What you have to do: Scan the following material for the string "with" and copy each line in which it appears.

Figure content listings:
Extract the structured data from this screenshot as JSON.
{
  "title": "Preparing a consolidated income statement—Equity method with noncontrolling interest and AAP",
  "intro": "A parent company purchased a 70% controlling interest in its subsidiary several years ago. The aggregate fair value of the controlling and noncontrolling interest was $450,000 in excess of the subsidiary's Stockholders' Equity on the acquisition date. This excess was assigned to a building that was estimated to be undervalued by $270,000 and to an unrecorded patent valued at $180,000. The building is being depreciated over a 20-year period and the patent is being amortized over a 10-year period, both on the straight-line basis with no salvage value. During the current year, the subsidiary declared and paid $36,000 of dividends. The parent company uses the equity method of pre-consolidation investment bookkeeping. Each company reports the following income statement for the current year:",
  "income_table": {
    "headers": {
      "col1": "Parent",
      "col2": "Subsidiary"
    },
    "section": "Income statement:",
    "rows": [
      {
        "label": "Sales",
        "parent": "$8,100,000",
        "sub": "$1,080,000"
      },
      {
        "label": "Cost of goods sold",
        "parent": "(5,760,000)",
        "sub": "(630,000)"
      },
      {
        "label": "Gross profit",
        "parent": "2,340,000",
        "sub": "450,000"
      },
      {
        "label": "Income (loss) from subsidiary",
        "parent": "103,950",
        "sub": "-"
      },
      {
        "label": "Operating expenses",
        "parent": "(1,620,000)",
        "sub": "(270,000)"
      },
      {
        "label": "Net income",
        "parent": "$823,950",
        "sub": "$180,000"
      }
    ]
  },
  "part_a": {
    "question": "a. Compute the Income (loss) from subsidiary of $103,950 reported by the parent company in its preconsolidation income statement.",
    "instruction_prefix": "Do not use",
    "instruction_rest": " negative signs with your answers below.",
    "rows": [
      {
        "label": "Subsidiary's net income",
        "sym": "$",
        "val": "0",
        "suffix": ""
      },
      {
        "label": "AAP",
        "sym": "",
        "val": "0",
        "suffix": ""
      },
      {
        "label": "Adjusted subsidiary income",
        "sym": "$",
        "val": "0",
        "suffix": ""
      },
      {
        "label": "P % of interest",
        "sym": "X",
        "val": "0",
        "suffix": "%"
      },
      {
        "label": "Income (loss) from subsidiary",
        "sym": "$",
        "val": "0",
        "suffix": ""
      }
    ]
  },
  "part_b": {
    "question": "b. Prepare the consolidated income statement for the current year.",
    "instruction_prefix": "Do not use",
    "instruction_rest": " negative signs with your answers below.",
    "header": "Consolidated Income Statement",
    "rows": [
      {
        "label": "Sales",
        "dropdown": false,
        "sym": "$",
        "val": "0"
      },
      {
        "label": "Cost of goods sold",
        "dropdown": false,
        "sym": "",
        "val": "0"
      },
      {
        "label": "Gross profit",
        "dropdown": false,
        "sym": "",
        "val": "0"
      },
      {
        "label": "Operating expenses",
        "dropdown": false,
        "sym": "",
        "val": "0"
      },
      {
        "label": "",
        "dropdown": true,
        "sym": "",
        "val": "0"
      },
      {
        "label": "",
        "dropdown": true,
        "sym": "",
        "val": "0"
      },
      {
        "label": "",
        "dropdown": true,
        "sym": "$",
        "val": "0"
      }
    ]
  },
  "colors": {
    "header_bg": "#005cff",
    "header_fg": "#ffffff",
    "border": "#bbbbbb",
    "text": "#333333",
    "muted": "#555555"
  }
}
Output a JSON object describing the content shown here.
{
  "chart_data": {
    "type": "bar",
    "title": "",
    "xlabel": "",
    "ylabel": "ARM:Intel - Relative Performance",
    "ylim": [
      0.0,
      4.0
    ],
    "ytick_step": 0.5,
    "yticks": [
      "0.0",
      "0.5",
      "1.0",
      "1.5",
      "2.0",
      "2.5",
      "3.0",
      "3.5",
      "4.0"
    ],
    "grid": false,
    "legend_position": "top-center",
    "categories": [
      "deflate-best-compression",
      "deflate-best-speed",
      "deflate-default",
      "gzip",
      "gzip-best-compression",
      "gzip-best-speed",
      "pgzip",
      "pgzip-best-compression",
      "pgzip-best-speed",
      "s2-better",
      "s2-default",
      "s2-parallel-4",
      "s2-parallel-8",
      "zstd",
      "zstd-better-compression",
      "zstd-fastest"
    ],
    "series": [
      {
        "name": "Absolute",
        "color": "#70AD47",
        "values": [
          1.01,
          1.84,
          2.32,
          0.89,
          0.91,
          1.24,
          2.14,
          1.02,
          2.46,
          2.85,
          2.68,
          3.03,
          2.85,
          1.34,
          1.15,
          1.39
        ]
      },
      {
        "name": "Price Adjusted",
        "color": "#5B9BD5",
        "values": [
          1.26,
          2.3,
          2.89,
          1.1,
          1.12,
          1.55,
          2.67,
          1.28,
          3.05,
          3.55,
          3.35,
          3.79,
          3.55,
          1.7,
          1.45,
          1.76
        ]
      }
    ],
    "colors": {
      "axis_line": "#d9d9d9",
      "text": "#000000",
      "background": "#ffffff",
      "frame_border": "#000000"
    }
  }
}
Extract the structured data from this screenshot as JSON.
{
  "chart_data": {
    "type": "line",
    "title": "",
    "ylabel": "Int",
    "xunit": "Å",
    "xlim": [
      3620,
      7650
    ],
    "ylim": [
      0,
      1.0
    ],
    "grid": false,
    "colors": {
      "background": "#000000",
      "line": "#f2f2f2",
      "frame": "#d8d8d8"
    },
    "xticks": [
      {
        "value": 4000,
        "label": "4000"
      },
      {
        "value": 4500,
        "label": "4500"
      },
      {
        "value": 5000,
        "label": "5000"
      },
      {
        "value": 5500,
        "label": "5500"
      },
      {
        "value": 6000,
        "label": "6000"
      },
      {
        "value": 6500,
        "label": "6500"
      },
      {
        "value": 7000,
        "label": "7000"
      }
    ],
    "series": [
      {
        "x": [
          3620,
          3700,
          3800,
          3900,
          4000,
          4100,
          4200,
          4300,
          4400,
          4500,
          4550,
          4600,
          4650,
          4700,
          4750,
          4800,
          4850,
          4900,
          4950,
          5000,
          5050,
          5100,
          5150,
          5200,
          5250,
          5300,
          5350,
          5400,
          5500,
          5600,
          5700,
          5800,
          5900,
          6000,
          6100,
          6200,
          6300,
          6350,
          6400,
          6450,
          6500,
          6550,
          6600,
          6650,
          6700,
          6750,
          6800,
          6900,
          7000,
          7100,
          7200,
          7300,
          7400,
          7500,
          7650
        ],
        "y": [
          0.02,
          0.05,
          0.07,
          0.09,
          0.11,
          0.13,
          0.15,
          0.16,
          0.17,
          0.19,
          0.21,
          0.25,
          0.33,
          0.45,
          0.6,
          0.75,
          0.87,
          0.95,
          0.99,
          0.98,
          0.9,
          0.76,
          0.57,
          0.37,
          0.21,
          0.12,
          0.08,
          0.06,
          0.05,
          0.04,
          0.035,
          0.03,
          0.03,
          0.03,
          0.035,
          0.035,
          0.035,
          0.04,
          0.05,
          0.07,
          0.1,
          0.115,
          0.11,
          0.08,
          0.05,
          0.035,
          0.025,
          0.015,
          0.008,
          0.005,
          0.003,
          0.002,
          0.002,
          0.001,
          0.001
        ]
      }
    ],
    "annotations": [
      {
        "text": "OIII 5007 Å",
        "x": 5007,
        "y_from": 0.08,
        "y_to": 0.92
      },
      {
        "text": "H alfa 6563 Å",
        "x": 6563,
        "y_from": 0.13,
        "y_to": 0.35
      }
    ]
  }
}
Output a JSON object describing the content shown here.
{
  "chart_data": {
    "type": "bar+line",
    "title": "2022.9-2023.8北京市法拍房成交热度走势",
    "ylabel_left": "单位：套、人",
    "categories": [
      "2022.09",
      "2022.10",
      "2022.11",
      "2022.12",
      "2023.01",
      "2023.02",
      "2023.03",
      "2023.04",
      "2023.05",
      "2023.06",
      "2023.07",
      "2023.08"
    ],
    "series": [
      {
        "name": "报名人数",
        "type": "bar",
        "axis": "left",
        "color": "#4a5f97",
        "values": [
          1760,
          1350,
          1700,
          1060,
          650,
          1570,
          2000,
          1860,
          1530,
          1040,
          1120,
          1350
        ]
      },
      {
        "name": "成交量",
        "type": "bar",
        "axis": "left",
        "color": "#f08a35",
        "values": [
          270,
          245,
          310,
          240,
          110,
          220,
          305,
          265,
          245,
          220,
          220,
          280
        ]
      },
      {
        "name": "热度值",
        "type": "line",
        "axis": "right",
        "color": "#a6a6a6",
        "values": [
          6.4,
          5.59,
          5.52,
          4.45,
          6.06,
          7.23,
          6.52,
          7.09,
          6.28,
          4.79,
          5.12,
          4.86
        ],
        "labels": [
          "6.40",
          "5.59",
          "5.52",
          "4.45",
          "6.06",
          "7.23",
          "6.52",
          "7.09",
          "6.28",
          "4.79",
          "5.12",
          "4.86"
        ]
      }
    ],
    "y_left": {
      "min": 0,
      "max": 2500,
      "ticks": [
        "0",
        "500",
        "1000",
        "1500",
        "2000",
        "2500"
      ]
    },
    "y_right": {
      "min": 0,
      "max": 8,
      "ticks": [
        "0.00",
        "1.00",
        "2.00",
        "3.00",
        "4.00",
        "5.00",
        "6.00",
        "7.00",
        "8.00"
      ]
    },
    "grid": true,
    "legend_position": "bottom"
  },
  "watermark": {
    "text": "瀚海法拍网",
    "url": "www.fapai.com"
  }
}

Answer to the problem:
  "title": "Preparing a consolidated income statement—Equity method with noncontrolling interest and AAP",
  "intro": "A parent company purchased a 70% controlling interest in its subsidiary several years ago. The aggregate fair value of the controlling and noncontrolling interest was $450,000 in excess of the subsidiary's Stockholders' Equity on the acquisition date. This excess was assigned to a building that was estimated to be undervalued by $270,000 and to an unrecorded patent valued at $180,000. The building is being depreciated over a 20-year period and the patent is being amortized over a 10-year period, both on the straight-line basis with no salvage value. During the current year, the subsidiary declared and paid $36,000 of dividends. The parent company uses the equity method of pre-consolidation investment bookkeeping. Each company reports the following income statement for the current year:",
    "instruction_rest": " negative signs with your answers below.",
    "instruction_rest": " negative signs with your answers below.",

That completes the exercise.